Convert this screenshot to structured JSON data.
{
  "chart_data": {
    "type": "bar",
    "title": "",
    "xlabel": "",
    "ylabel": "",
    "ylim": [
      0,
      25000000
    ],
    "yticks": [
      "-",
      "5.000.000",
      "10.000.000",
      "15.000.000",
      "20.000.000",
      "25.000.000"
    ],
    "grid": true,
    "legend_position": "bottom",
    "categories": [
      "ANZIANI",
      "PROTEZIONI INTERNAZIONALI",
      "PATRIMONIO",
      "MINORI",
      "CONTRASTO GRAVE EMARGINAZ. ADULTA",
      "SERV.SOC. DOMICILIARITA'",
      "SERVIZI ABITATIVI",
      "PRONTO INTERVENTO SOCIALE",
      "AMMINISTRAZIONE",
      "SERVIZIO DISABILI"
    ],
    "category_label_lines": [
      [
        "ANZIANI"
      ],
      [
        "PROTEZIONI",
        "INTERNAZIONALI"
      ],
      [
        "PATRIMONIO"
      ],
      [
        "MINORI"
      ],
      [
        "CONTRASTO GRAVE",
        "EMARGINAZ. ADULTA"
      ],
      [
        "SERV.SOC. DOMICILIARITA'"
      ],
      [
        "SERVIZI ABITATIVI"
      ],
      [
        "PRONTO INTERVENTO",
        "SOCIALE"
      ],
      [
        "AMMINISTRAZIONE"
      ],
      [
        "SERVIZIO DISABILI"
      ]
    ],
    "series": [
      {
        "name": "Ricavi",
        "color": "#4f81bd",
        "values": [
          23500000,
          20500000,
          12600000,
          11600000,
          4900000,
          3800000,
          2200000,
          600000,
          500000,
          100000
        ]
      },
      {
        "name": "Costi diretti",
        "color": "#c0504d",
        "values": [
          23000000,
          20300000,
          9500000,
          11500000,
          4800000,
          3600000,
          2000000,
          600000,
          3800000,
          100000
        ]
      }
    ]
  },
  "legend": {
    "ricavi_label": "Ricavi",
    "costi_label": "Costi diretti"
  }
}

━━━━

Set task
Every entry must be output again, exactly as written above.

Result of the task
Convert this screenshot to structured JSON data.
{
  "chart_data": {
    "type": "bar",
    "title": "",
    "xlabel": "",
    "ylabel": "",
    "ylim": [
      0,
      25000000
    ],
    "yticks": [
      "-",
      "5.000.000",
      "10.000.000",
      "15.000.000",
      "20.000.000",
      "25.000.000"
    ],
    "grid": true,
    "legend_position": "bottom",
    "categories": [
      "ANZIANI",
      "PROTEZIONI INTERNAZIONALI",
      "PATRIMONIO",
      "MINORI",
      "CONTRASTO GRAVE EMARGINAZ. ADULTA",
      "SERV.SOC. DOMICILIARITA'",
      "SERVIZI ABITATIVI",
      "PRONTO INTERVENTO SOCIALE",
      "AMMINISTRAZIONE",
      "SERVIZIO DISABILI"
    ],
    "category_label_lines": [
      [
        "ANZIANI"
      ],
      [
        "PROTEZIONI",
        "INTERNAZIONALI"
      ],
      [
        "PATRIMONIO"
      ],
      [
        "MINORI"
      ],
      [
        "CONTRASTO GRAVE",
        "EMARGINAZ. ADULTA"
      ],
      [
        "SERV.SOC. DOMICILIARITA'"
      ],
      [
        "SERVIZI ABITATIVI"
      ],
      [
        "PRONTO INTERVENTO",
        "SOCIALE"
      ],
      [
        "AMMINISTRAZIONE"
      ],
      [
        "SERVIZIO DISABILI"
      ]
    ],
    "series": [
      {
        "name": "Ricavi",
        "color": "#4f81bd",
        "values": [
          23500000,
          20500000,
          12600000,
          11600000,
          4900000,
          3800000,
          2200000,
          600000,
          500000,
          100000
        ]
      },
      {
        "name": "Costi diretti",
        "color": "#c0504d",
        "values": [
          23000000,
          20300000,
          9500000,
          11500000,
          4800000,
          3600000,
          2000000,
          600000,
          3800000,
          100000
        ]
      }
    ]
  },
  "legend": {
    "ricavi_label": "Ricavi",
    "costi_label": "Costi diretti"
  }
}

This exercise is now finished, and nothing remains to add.